TASK PROMPT ▸ Set down exactly the lines from the one containing "Give me the" through the end of the records below, both included, and nothing else.

■ ■ ■ ■ ■

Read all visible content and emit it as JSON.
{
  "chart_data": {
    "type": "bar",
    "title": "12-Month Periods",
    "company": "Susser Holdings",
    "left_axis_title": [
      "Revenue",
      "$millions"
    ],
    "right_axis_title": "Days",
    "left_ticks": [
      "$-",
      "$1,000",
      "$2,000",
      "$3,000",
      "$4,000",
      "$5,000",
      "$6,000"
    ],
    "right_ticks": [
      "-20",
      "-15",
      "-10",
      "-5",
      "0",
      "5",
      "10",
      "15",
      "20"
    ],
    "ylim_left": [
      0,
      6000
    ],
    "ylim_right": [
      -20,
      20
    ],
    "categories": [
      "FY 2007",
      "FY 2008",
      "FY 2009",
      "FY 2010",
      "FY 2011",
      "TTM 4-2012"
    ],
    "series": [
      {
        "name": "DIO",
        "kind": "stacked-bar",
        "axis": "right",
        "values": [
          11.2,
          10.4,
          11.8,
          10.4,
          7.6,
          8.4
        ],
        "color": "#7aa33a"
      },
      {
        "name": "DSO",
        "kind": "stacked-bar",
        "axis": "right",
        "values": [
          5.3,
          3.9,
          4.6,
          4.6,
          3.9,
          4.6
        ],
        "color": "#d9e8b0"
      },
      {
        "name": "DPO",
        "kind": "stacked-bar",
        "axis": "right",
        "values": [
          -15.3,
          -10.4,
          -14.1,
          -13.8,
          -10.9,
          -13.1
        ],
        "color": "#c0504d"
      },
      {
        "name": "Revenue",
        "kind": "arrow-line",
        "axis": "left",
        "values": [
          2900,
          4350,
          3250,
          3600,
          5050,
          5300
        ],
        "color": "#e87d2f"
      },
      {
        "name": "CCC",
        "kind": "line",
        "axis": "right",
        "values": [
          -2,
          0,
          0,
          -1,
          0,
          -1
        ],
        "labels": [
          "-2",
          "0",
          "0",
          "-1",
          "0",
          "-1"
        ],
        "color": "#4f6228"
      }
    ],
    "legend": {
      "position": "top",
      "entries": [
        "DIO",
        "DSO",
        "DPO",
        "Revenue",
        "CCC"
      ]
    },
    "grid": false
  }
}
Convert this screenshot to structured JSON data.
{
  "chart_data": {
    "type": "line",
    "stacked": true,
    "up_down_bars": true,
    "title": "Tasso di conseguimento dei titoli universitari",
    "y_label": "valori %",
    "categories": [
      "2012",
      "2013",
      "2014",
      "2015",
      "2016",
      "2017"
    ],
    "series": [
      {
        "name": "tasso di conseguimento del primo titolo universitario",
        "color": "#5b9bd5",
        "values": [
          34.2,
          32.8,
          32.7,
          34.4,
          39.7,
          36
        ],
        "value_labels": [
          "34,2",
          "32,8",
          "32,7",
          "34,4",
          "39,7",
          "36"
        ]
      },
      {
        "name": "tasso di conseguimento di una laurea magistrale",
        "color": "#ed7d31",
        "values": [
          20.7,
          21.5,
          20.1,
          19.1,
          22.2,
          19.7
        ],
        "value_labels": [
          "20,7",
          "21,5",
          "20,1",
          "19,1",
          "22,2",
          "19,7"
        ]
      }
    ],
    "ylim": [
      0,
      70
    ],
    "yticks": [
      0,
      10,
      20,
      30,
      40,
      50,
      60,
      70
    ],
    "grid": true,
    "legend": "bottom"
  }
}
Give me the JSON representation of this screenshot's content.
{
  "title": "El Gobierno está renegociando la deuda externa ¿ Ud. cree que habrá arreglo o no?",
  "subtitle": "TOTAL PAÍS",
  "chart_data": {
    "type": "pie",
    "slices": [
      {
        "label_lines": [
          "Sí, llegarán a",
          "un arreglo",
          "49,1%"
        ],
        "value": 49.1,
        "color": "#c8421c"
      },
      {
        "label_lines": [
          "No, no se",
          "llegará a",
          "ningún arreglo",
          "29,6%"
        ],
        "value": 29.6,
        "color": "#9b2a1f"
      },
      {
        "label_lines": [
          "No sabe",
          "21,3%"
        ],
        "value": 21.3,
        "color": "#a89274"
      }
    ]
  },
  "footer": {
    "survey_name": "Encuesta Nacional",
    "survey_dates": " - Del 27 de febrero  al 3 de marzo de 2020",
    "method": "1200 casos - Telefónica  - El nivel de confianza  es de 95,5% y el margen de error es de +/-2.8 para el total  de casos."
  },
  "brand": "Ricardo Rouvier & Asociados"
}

■ ■ ■ ■ ■

THE RESULT ▸
Give me the JSON representation of this screenshot's content.
{
  "title": "El Gobierno está renegociando la deuda externa ¿ Ud. cree que habrá arreglo o no?",
  "subtitle": "TOTAL PAÍS",
  "chart_data": {
    "type": "pie",
    "slices": [
      {
        "label_lines": [
          "Sí, llegarán a",
          "un arreglo",
          "49,1%"
        ],
        "value": 49.1,
        "color": "#c8421c"
      },
      {
        "label_lines": [
          "No, no se",
          "llegará a",
          "ningún arreglo",
          "29,6%"
        ],
        "value": 29.6,
        "color": "#9b2a1f"
      },
      {
        "label_lines": [
          "No sabe",
          "21,3%"
        ],
        "value": 21.3,
        "color": "#a89274"
      }
    ]
  },
  "footer": {
    "survey_name": "Encuesta Nacional",
    "survey_dates": " - Del 27 de febrero  al 3 de marzo de 2020",
    "method": "1200 casos - Telefónica  - El nivel de confianza  es de 95,5% y el margen de error es de +/-2.8 para el total  de casos."
  },
  "brand": "Ricardo Rouvier & Asociados"
}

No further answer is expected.